What to do: Each entry below is to be duplicated verbatim.

[start]

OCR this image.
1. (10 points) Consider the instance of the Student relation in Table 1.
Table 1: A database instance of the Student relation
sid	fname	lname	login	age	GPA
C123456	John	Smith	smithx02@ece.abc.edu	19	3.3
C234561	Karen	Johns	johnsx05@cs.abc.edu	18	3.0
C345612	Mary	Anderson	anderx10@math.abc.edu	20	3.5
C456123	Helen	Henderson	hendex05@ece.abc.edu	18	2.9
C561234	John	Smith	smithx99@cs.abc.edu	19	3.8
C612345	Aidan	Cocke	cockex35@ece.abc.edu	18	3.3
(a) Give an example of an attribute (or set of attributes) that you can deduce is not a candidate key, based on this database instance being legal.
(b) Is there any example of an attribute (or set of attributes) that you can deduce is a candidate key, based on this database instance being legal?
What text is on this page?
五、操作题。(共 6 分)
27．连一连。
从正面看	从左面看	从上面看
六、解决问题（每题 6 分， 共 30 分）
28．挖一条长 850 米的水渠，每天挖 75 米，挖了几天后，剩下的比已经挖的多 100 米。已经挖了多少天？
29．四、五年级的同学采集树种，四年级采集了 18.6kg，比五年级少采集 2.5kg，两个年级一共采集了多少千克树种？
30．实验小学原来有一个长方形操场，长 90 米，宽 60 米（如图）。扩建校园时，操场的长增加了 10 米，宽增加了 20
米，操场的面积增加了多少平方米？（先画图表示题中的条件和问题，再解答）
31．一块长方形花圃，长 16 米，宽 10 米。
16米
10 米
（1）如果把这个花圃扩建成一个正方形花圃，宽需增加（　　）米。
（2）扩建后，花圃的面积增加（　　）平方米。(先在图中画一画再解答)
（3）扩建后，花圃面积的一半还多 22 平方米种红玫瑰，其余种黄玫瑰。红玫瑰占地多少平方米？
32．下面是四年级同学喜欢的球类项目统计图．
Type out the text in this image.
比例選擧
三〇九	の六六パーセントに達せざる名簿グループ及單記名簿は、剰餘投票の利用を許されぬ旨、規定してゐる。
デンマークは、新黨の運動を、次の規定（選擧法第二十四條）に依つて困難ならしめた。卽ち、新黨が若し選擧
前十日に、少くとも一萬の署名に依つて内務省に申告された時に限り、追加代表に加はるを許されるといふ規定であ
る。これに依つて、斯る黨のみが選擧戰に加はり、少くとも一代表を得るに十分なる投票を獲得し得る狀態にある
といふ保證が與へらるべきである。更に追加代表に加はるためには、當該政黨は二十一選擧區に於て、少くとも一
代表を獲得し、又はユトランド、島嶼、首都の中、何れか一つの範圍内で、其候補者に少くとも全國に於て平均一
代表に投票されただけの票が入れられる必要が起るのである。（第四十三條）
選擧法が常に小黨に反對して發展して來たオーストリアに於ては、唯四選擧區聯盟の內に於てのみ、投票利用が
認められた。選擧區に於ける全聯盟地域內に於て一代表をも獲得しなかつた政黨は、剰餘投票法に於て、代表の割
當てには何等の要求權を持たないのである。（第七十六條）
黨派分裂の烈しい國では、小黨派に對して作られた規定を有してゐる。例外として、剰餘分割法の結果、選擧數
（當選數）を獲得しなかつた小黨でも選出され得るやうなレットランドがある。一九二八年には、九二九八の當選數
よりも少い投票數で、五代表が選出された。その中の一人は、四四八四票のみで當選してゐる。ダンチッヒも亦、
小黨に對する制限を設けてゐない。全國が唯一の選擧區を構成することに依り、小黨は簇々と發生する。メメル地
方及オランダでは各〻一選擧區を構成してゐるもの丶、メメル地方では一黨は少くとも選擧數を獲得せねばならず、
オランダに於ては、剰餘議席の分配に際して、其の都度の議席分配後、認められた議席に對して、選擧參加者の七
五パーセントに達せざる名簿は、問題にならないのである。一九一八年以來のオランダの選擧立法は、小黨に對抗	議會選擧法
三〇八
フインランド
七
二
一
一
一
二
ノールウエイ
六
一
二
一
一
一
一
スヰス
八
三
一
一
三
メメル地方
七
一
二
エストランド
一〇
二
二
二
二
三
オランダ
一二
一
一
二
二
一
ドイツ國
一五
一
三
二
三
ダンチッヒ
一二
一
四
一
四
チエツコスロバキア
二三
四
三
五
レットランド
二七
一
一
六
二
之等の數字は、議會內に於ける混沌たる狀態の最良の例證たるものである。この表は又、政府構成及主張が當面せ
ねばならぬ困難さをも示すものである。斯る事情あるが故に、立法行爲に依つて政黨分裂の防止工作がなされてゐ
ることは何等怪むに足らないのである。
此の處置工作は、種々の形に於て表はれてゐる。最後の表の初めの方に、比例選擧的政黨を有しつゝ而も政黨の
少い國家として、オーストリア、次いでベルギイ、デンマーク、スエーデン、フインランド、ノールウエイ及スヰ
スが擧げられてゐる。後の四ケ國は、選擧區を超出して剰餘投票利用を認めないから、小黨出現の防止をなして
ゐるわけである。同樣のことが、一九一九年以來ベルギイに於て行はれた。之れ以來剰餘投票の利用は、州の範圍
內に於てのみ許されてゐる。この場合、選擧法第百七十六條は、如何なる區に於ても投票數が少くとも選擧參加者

[end]

Written solution:
OCR this image.
1. (10 points) Consider the instance of the Student relation in Table 1.
Table 1: A database instance of the Student relation
sid	fname	lname	login	age	GPA
C123456	John	Smith	smithx02@ece.abc.edu	19	3.3
C234561	Karen	Johns	johnsx05@cs.abc.edu	18	3.0
C345612	Mary	Anderson	anderx10@math.abc.edu	20	3.5
C456123	Helen	Henderson	hendex05@ece.abc.edu	18	2.9
C561234	John	Smith	smithx99@cs.abc.edu	19	3.8
C612345	Aidan	Cocke	cockex35@ece.abc.edu	18	3.3
(a) Give an example of an attribute (or set of attributes) that you can deduce is not a candidate key, based on this database instance being legal.
(b) Is there any example of an attribute (or set of attributes) that you can deduce is a candidate key, based on this database instance being legal?
What text is on this page?
五、操作题。(共 6 分)
27．连一连。
从正面看	从左面看	从上面看
六、解决问题（每题 6 分， 共 30 分）
28．挖一条长 850 米的水渠，每天挖 75 米，挖了几天后，剩下的比已经挖的多 100 米。已经挖了多少天？
29．四、五年级的同学采集树种，四年级采集了 18.6kg，比五年级少采集 2.5kg，两个年级一共采集了多少千克树种？
30．实验小学原来有一个长方形操场，长 90 米，宽 60 米（如图）。扩建校园时，操场的长增加了 10 米，宽增加了 20
米，操场的面积增加了多少平方米？（先画图表示题中的条件和问题，再解答）
31．一块长方形花圃，长 16 米，宽 10 米。
16米
10 米
（1）如果把这个花圃扩建成一个正方形花圃，宽需增加（　　）米。
（2）扩建后，花圃的面积增加（　　）平方米。(先在图中画一画再解答)
（3）扩建后，花圃面积的一半还多 22 平方米种红玫瑰，其余种黄玫瑰。红玫瑰占地多少平方米？
32．下面是四年级同学喜欢的球类项目统计图．
Type out the text in this image.
比例選擧
三〇九	の六六パーセントに達せざる名簿グループ及單記名簿は、剰餘投票の利用を許されぬ旨、規定してゐる。
デンマークは、新黨の運動を、次の規定（選擧法第二十四條）に依つて困難ならしめた。卽ち、新黨が若し選擧
前十日に、少くとも一萬の署名に依つて内務省に申告された時に限り、追加代表に加はるを許されるといふ規定であ
る。これに依つて、斯る黨のみが選擧戰に加はり、少くとも一代表を得るに十分なる投票を獲得し得る狀態にある
といふ保證が與へらるべきである。更に追加代表に加はるためには、當該政黨は二十一選擧區に於て、少くとも一
代表を獲得し、又はユトランド、島嶼、首都の中、何れか一つの範圍内で、其候補者に少くとも全國に於て平均一
代表に投票されただけの票が入れられる必要が起るのである。（第四十三條）
選擧法が常に小黨に反對して發展して來たオーストリアに於ては、唯四選擧區聯盟の內に於てのみ、投票利用が
認められた。選擧區に於ける全聯盟地域內に於て一代表をも獲得しなかつた政黨は、剰餘投票法に於て、代表の割
當てには何等の要求權を持たないのである。（第七十六條）
黨派分裂の烈しい國では、小黨派に對して作られた規定を有してゐる。例外として、剰餘分割法の結果、選擧數
（當選數）を獲得しなかつた小黨でも選出され得るやうなレットランドがある。一九二八年には、九二九八の當選數
よりも少い投票數で、五代表が選出された。その中の一人は、四四八四票のみで當選してゐる。ダンチッヒも亦、
小黨に對する制限を設けてゐない。全國が唯一の選擧區を構成することに依り、小黨は簇々と發生する。メメル地
方及オランダでは各〻一選擧區を構成してゐるもの丶、メメル地方では一黨は少くとも選擧數を獲得せねばならず、
オランダに於ては、剰餘議席の分配に際して、其の都度の議席分配後、認められた議席に對して、選擧參加者の七
五パーセントに達せざる名簿は、問題にならないのである。一九一八年以來のオランダの選擧立法は、小黨に對抗	議會選擧法
三〇八
フインランド
七
二
一
一
一
二
ノールウエイ
六
一
二
一
一
一
一
スヰス
八
三
一
一
三
メメル地方
七
一
二
エストランド
一〇
二
二
二
二
三
オランダ
一二
一
一
二
二
一
ドイツ國
一五
一
三
二
三
ダンチッヒ
一二
一
四
一
四
チエツコスロバキア
二三
四
三
五
レットランド
二七
一
一
六
二
之等の數字は、議會內に於ける混沌たる狀態の最良の例證たるものである。この表は又、政府構成及主張が當面せ
ねばならぬ困難さをも示すものである。斯る事情あるが故に、立法行爲に依つて政黨分裂の防止工作がなされてゐ
ることは何等怪むに足らないのである。
此の處置工作は、種々の形に於て表はれてゐる。最後の表の初めの方に、比例選擧的政黨を有しつゝ而も政黨の
少い國家として、オーストリア、次いでベルギイ、デンマーク、スエーデン、フインランド、ノールウエイ及スヰ
スが擧げられてゐる。後の四ケ國は、選擧區を超出して剰餘投票利用を認めないから、小黨出現の防止をなして
ゐるわけである。同樣のことが、一九一九年以來ベルギイに於て行はれた。之れ以來剰餘投票の利用は、州の範圍
內に於てのみ許されてゐる。この場合、選擧法第百七十六條は、如何なる區に於ても投票數が少くとも選擧參加者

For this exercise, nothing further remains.